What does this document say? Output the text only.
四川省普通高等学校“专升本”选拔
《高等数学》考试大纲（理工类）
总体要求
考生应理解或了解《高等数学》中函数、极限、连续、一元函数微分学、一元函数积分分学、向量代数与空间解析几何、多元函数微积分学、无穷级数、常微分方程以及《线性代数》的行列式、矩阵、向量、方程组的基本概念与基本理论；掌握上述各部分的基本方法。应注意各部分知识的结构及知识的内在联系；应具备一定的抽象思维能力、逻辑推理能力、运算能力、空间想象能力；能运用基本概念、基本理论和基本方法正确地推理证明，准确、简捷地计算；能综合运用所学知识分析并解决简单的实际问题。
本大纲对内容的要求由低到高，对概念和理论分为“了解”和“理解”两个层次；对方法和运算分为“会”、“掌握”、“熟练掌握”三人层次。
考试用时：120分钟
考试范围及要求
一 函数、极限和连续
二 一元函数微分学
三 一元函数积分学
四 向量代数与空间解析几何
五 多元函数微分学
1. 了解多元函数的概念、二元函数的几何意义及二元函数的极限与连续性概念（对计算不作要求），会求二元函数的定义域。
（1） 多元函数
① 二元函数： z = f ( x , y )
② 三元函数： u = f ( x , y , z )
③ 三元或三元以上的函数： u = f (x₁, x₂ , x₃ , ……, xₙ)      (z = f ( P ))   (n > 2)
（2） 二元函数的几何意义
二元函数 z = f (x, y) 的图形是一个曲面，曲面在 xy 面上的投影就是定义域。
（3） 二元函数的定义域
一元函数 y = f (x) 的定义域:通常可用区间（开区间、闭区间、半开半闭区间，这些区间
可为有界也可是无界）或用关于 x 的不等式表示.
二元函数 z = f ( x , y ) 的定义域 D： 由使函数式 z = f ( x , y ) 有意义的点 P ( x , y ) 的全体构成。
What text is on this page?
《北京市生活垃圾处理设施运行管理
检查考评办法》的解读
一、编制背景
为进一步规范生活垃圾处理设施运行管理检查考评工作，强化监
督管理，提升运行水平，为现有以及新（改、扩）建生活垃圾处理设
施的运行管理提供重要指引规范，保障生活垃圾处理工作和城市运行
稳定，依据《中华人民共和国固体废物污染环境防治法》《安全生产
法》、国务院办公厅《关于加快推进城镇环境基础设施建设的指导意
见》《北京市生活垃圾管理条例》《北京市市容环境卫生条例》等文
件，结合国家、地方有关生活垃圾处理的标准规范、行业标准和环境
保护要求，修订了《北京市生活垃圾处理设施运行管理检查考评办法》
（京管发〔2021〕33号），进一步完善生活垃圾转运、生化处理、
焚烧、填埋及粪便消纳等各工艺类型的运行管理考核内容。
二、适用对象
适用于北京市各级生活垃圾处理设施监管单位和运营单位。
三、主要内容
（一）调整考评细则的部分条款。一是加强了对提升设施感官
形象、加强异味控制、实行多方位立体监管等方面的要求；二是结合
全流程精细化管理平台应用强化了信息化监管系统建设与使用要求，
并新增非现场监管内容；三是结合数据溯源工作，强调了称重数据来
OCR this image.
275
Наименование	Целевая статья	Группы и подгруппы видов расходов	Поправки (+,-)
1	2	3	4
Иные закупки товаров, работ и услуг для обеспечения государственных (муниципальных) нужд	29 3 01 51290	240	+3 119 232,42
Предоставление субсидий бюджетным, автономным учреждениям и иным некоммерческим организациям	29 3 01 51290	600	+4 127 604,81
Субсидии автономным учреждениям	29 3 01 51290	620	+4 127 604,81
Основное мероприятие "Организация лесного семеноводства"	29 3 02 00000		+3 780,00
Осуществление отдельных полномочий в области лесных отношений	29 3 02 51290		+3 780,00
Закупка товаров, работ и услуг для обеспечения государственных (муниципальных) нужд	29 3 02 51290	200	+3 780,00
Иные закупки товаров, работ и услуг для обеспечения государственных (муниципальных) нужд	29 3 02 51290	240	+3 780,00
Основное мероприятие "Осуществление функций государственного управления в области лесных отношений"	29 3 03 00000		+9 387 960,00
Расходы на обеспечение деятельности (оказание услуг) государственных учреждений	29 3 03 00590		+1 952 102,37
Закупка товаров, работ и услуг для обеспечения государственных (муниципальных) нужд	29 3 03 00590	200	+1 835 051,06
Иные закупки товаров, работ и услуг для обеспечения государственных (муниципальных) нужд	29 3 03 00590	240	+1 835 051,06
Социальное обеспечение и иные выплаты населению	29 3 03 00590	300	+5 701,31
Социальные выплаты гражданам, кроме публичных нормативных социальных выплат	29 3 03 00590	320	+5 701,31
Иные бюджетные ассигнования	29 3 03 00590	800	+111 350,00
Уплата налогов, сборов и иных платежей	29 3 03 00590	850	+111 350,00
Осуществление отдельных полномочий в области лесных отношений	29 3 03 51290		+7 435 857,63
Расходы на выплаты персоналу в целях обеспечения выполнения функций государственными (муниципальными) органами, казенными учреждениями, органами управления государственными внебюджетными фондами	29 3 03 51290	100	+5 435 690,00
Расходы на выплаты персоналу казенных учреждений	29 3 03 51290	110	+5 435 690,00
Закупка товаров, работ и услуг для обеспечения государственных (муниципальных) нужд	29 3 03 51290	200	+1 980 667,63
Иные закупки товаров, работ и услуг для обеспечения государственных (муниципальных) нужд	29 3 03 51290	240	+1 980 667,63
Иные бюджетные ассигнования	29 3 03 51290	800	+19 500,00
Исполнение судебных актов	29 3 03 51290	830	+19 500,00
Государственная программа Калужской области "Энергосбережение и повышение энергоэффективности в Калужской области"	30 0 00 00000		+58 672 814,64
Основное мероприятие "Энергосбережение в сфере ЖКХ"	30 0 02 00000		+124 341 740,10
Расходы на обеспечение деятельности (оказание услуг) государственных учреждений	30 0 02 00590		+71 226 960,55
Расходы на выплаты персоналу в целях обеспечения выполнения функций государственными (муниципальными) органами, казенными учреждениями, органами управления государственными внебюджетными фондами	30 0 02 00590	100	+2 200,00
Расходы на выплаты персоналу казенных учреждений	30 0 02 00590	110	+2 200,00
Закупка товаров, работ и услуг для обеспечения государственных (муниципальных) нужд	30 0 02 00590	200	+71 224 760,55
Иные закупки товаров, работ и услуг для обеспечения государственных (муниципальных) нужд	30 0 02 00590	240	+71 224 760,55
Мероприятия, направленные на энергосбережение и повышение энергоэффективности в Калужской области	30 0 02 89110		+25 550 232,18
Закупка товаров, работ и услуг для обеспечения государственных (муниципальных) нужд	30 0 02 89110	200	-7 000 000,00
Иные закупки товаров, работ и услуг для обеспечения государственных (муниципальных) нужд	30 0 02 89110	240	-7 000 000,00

========================================

What is required ▸ Your task is to list each line of the records with the word "бюджетные".

Full answer ▸
Иные бюджетные ассигнования	29 3 03 00590	800	+111 350,00
Иные бюджетные ассигнования	29 3 03 51290	800	+19 500,00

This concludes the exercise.